Information supplied

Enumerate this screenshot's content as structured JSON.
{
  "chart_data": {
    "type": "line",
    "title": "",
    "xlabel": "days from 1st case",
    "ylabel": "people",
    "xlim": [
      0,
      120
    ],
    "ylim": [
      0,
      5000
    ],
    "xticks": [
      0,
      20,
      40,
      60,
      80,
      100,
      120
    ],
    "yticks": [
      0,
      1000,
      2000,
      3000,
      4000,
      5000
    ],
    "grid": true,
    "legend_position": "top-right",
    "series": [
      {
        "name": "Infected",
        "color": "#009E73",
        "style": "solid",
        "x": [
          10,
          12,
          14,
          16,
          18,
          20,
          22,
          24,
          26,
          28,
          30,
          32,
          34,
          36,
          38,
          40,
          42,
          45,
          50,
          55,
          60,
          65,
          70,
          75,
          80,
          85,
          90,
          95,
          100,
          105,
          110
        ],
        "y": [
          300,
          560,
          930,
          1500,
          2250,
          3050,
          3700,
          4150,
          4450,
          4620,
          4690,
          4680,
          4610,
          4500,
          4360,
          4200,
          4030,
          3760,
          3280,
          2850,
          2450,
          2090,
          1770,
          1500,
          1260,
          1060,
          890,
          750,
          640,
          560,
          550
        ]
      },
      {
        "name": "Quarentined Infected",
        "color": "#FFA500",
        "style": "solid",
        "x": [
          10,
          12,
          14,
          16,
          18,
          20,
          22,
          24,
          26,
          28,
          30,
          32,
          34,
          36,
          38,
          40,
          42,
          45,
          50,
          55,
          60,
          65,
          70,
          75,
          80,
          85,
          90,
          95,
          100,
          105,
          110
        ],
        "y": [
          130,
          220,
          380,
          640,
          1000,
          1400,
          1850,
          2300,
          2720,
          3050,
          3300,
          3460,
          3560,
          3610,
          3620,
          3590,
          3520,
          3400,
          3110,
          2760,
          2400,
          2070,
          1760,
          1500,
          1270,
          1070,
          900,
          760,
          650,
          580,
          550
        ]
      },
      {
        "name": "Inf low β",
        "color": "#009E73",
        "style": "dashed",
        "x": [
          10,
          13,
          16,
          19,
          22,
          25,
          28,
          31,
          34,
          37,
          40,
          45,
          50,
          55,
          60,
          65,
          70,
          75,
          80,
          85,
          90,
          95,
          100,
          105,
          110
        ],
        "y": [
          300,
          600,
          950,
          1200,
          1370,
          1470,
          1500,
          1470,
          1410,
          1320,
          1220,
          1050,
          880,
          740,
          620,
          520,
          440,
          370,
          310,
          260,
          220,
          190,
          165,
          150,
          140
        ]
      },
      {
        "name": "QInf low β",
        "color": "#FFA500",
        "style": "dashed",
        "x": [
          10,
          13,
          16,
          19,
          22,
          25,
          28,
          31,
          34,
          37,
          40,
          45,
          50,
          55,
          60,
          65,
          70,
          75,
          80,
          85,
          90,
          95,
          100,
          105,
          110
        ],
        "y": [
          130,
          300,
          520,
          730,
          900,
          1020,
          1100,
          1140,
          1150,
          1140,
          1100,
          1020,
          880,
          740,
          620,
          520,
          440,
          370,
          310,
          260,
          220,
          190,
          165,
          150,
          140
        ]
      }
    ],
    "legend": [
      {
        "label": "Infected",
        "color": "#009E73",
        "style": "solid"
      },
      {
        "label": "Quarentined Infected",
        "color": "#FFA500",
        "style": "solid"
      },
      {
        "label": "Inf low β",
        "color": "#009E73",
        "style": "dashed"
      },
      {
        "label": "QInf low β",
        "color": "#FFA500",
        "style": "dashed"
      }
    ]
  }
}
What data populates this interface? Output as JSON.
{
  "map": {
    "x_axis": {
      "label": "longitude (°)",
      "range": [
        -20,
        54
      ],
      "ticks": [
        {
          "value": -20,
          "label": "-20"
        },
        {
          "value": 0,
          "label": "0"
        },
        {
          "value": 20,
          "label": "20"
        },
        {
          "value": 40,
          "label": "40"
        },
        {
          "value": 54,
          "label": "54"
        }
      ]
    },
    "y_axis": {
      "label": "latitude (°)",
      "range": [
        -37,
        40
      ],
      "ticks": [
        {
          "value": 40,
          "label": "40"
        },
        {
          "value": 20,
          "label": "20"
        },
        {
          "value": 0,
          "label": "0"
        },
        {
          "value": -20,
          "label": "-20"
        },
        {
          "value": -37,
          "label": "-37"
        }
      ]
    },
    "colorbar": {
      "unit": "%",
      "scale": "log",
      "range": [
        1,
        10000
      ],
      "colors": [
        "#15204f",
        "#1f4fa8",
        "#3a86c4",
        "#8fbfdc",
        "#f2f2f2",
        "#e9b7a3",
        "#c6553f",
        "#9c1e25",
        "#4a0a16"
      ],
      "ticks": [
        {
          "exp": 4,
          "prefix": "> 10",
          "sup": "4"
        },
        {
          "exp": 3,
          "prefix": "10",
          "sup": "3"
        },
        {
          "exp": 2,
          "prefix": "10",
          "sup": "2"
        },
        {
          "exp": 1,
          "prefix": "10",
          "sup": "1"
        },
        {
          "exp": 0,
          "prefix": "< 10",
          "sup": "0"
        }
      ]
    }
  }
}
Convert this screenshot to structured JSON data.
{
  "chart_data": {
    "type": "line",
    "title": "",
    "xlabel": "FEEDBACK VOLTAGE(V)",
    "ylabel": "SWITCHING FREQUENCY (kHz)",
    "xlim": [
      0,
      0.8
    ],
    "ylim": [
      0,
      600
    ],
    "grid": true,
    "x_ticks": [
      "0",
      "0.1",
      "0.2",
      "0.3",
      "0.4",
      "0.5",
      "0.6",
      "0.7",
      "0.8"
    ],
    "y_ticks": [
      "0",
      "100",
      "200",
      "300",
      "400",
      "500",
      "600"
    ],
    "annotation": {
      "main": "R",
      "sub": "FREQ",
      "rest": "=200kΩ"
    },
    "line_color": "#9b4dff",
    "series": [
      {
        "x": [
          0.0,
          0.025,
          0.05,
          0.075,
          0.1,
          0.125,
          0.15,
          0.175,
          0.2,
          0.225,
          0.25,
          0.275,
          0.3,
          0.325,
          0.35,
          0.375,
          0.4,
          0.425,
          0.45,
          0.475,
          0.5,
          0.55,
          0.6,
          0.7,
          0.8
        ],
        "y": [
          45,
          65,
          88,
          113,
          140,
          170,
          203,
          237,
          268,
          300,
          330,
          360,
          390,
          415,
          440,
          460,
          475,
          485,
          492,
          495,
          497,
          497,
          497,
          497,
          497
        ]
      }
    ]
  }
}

Stated exercise
Reproduce each entry above exactly, keeping every word.

Solution to the exercise
Enumerate this screenshot's content as structured JSON.
{
  "chart_data": {
    "type": "line",
    "title": "",
    "xlabel": "days from 1st case",
    "ylabel": "people",
    "xlim": [
      0,
      120
    ],
    "ylim": [
      0,
      5000
    ],
    "xticks": [
      0,
      20,
      40,
      60,
      80,
      100,
      120
    ],
    "yticks": [
      0,
      1000,
      2000,
      3000,
      4000,
      5000
    ],
    "grid": true,
    "legend_position": "top-right",
    "series": [
      {
        "name": "Infected",
        "color": "#009E73",
        "style": "solid",
        "x": [
          10,
          12,
          14,
          16,
          18,
          20,
          22,
          24,
          26,
          28,
          30,
          32,
          34,
          36,
          38,
          40,
          42,
          45,
          50,
          55,
          60,
          65,
          70,
          75,
          80,
          85,
          90,
          95,
          100,
          105,
          110
        ],
        "y": [
          300,
          560,
          930,
          1500,
          2250,
          3050,
          3700,
          4150,
          4450,
          4620,
          4690,
          4680,
          4610,
          4500,
          4360,
          4200,
          4030,
          3760,
          3280,
          2850,
          2450,
          2090,
          1770,
          1500,
          1260,
          1060,
          890,
          750,
          640,
          560,
          550
        ]
      },
      {
        "name": "Quarentined Infected",
        "color": "#FFA500",
        "style": "solid",
        "x": [
          10,
          12,
          14,
          16,
          18,
          20,
          22,
          24,
          26,
          28,
          30,
          32,
          34,
          36,
          38,
          40,
          42,
          45,
          50,
          55,
          60,
          65,
          70,
          75,
          80,
          85,
          90,
          95,
          100,
          105,
          110
        ],
        "y": [
          130,
          220,
          380,
          640,
          1000,
          1400,
          1850,
          2300,
          2720,
          3050,
          3300,
          3460,
          3560,
          3610,
          3620,
          3590,
          3520,
          3400,
          3110,
          2760,
          2400,
          2070,
          1760,
          1500,
          1270,
          1070,
          900,
          760,
          650,
          580,
          550
        ]
      },
      {
        "name": "Inf low β",
        "color": "#009E73",
        "style": "dashed",
        "x": [
          10,
          13,
          16,
          19,
          22,
          25,
          28,
          31,
          34,
          37,
          40,
          45,
          50,
          55,
          60,
          65,
          70,
          75,
          80,
          85,
          90,
          95,
          100,
          105,
          110
        ],
        "y": [
          300,
          600,
          950,
          1200,
          1370,
          1470,
          1500,
          1470,
          1410,
          1320,
          1220,
          1050,
          880,
          740,
          620,
          520,
          440,
          370,
          310,
          260,
          220,
          190,
          165,
          150,
          140
        ]
      },
      {
        "name": "QInf low β",
        "color": "#FFA500",
        "style": "dashed",
        "x": [
          10,
          13,
          16,
          19,
          22,
          25,
          28,
          31,
          34,
          37,
          40,
          45,
          50,
          55,
          60,
          65,
          70,
          75,
          80,
          85,
          90,
          95,
          100,
          105,
          110
        ],
        "y": [
          130,
          300,
          520,
          730,
          900,
          1020,
          1100,
          1140,
          1150,
          1140,
          1100,
          1020,
          880,
          740,
          620,
          520,
          440,
          370,
          310,
          260,
          220,
          190,
          165,
          150,
          140
        ]
      }
    ],
    "legend": [
      {
        "label": "Infected",
        "color": "#009E73",
        "style": "solid"
      },
      {
        "label": "Quarentined Infected",
        "color": "#FFA500",
        "style": "solid"
      },
      {
        "label": "Inf low β",
        "color": "#009E73",
        "style": "dashed"
      },
      {
        "label": "QInf low β",
        "color": "#FFA500",
        "style": "dashed"
      }
    ]
  }
}
What data populates this interface? Output as JSON.
{
  "map": {
    "x_axis": {
      "label": "longitude (°)",
      "range": [
        -20,
        54
      ],
      "ticks": [
        {
          "value": -20,
          "label": "-20"
        },
        {
          "value": 0,
          "label": "0"
        },
        {
          "value": 20,
          "label": "20"
        },
        {
          "value": 40,
          "label": "40"
        },
        {
          "value": 54,
          "label": "54"
        }
      ]
    },
    "y_axis": {
      "label": "latitude (°)",
      "range": [
        -37,
        40
      ],
      "ticks": [
        {
          "value": 40,
          "label": "40"
        },
        {
          "value": 20,
          "label": "20"
        },
        {
          "value": 0,
          "label": "0"
        },
        {
          "value": -20,
          "label": "-20"
        },
        {
          "value": -37,
          "label": "-37"
        }
      ]
    },
    "colorbar": {
      "unit": "%",
      "scale": "log",
      "range": [
        1,
        10000
      ],
      "colors": [
        "#15204f",
        "#1f4fa8",
        "#3a86c4",
        "#8fbfdc",
        "#f2f2f2",
        "#e9b7a3",
        "#c6553f",
        "#9c1e25",
        "#4a0a16"
      ],
      "ticks": [
        {
          "exp": 4,
          "prefix": "> 10",
          "sup": "4"
        },
        {
          "exp": 3,
          "prefix": "10",
          "sup": "3"
        },
        {
          "exp": 2,
          "prefix": "10",
          "sup": "2"
        },
        {
          "exp": 1,
          "prefix": "10",
          "sup": "1"
        },
        {
          "exp": 0,
          "prefix": "< 10",
          "sup": "0"
        }
      ]
    }
  }
}
Convert this screenshot to structured JSON data.
{
  "chart_data": {
    "type": "line",
    "title": "",
    "xlabel": "FEEDBACK VOLTAGE(V)",
    "ylabel": "SWITCHING FREQUENCY (kHz)",
    "xlim": [
      0,
      0.8
    ],
    "ylim": [
      0,
      600
    ],
    "grid": true,
    "x_ticks": [
      "0",
      "0.1",
      "0.2",
      "0.3",
      "0.4",
      "0.5",
      "0.6",
      "0.7",
      "0.8"
    ],
    "y_ticks": [
      "0",
      "100",
      "200",
      "300",
      "400",
      "500",
      "600"
    ],
    "annotation": {
      "main": "R",
      "sub": "FREQ",
      "rest": "=200kΩ"
    },
    "line_color": "#9b4dff",
    "series": [
      {
        "x": [
          0.0,
          0.025,
          0.05,
          0.075,
          0.1,
          0.125,
          0.15,
          0.175,
          0.2,
          0.225,
          0.25,
          0.275,
          0.3,
          0.325,
          0.35,
          0.375,
          0.4,
          0.425,
          0.45,
          0.475,
          0.5,
          0.55,
          0.6,
          0.7,
          0.8
        ],
        "y": [
          45,
          65,
          88,
          113,
          140,
          170,
          203,
          237,
          268,
          300,
          330,
          360,
          390,
          415,
          440,
          460,
          475,
          485,
          492,
          495,
          497,
          497,
          497,
          497,
          497
        ]
      }
    ]
  }
}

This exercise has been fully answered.